» What you have to do
Without the images, write out the whole listing exactly.

» Provided entries

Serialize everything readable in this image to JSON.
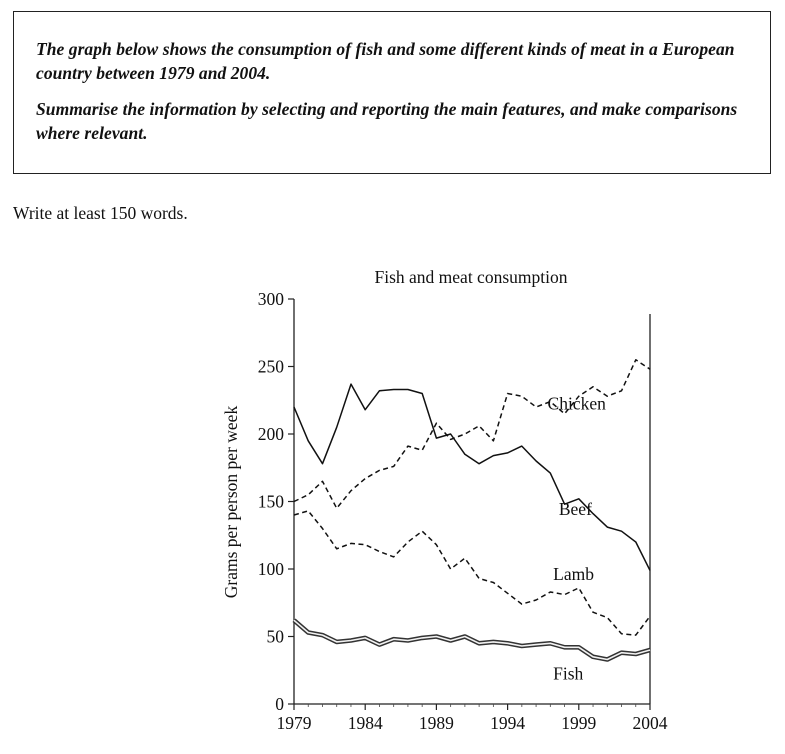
{
  "task": {
    "paragraph1": "The graph below shows the consumption of fish and some different kinds of meat in a European country between 1979 and 2004.",
    "paragraph2": "Summarise the information by selecting and reporting the main features, and make comparisons where relevant."
  },
  "instruction": "Write at least 150 words.",
  "chart_data": {
    "type": "line",
    "title": "Fish and meat consumption",
    "xlabel": "",
    "ylabel": "Grams per person per week",
    "xlim": [
      1979,
      2004
    ],
    "ylim": [
      0,
      300
    ],
    "x_ticks": [
      1979,
      1984,
      1989,
      1994,
      1999,
      2004
    ],
    "y_ticks": [
      0,
      50,
      100,
      150,
      200,
      250,
      300
    ],
    "grid": false,
    "x": [
      1979,
      1980,
      1981,
      1982,
      1983,
      1984,
      1985,
      1986,
      1987,
      1988,
      1989,
      1990,
      1991,
      1992,
      1993,
      1994,
      1995,
      1996,
      1997,
      1998,
      1999,
      2000,
      2001,
      2002,
      2003,
      2004
    ],
    "series": [
      {
        "name": "Chicken",
        "style": "dashed",
        "values": [
          150,
          155,
          165,
          145,
          158,
          167,
          173,
          176,
          191,
          188,
          208,
          196,
          200,
          206,
          195,
          230,
          228,
          220,
          224,
          215,
          228,
          235,
          228,
          232,
          255,
          248
        ]
      },
      {
        "name": "Beef",
        "style": "solid",
        "values": [
          220,
          195,
          178,
          205,
          237,
          218,
          232,
          233,
          233,
          230,
          197,
          200,
          185,
          178,
          184,
          186,
          191,
          180,
          171,
          148,
          152,
          141,
          131,
          128,
          120,
          99
        ]
      },
      {
        "name": "Lamb",
        "style": "dashed",
        "values": [
          140,
          143,
          130,
          115,
          119,
          118,
          113,
          109,
          120,
          128,
          118,
          100,
          108,
          93,
          90,
          82,
          74,
          77,
          83,
          81,
          86,
          68,
          64,
          52,
          51,
          65
        ]
      },
      {
        "name": "Fish",
        "style": "double",
        "values": [
          62,
          53,
          51,
          46,
          47,
          49,
          44,
          48,
          47,
          49,
          50,
          47,
          50,
          45,
          46,
          45,
          43,
          44,
          45,
          42,
          42,
          35,
          33,
          38,
          37,
          40
        ]
      }
    ],
    "series_labels": [
      "Chicken",
      "Beef",
      "Lamb",
      "Fish"
    ]
  }
}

» Answer in full
Serialize everything readable in this image to JSON.
{
  "task": {
    "paragraph1": "The graph below shows the consumption of fish and some different kinds of meat in a European country between 1979 and 2004.",
    "paragraph2": "Summarise the information by selecting and reporting the main features, and make comparisons where relevant."
  },
  "instruction": "Write at least 150 words.",
  "chart_data": {
    "type": "line",
    "title": "Fish and meat consumption",
    "xlabel": "",
    "ylabel": "Grams per person per week",
    "xlim": [
      1979,
      2004
    ],
    "ylim": [
      0,
      300
    ],
    "x_ticks": [
      1979,
      1984,
      1989,
      1994,
      1999,
      2004
    ],
    "y_ticks": [
      0,
      50,
      100,
      150,
      200,
      250,
      300
    ],
    "grid": false,
    "x": [
      1979,
      1980,
      1981,
      1982,
      1983,
      1984,
      1985,
      1986,
      1987,
      1988,
      1989,
      1990,
      1991,
      1992,
      1993,
      1994,
      1995,
      1996,
      1997,
      1998,
      1999,
      2000,
      2001,
      2002,
      2003,
      2004
    ],
    "series": [
      {
        "name": "Chicken",
        "style": "dashed",
        "values": [
          150,
          155,
          165,
          145,
          158,
          167,
          173,
          176,
          191,
          188,
          208,
          196,
          200,
          206,
          195,
          230,
          228,
          220,
          224,
          215,
          228,
          235,
          228,
          232,
          255,
          248
        ]
      },
      {
        "name": "Beef",
        "style": "solid",
        "values": [
          220,
          195,
          178,
          205,
          237,
          218,
          232,
          233,
          233,
          230,
          197,
          200,
          185,
          178,
          184,
          186,
          191,
          180,
          171,
          148,
          152,
          141,
          131,
          128,
          120,
          99
        ]
      },
      {
        "name": "Lamb",
        "style": "dashed",
        "values": [
          140,
          143,
          130,
          115,
          119,
          118,
          113,
          109,
          120,
          128,
          118,
          100,
          108,
          93,
          90,
          82,
          74,
          77,
          83,
          81,
          86,
          68,
          64,
          52,
          51,
          65
        ]
      },
      {
        "name": "Fish",
        "style": "double",
        "values": [
          62,
          53,
          51,
          46,
          47,
          49,
          44,
          48,
          47,
          49,
          50,
          47,
          50,
          45,
          46,
          45,
          43,
          44,
          45,
          42,
          42,
          35,
          33,
          38,
          37,
          40
        ]
      }
    ],
    "series_labels": [
      "Chicken",
      "Beef",
      "Lamb",
      "Fish"
    ]
  }
}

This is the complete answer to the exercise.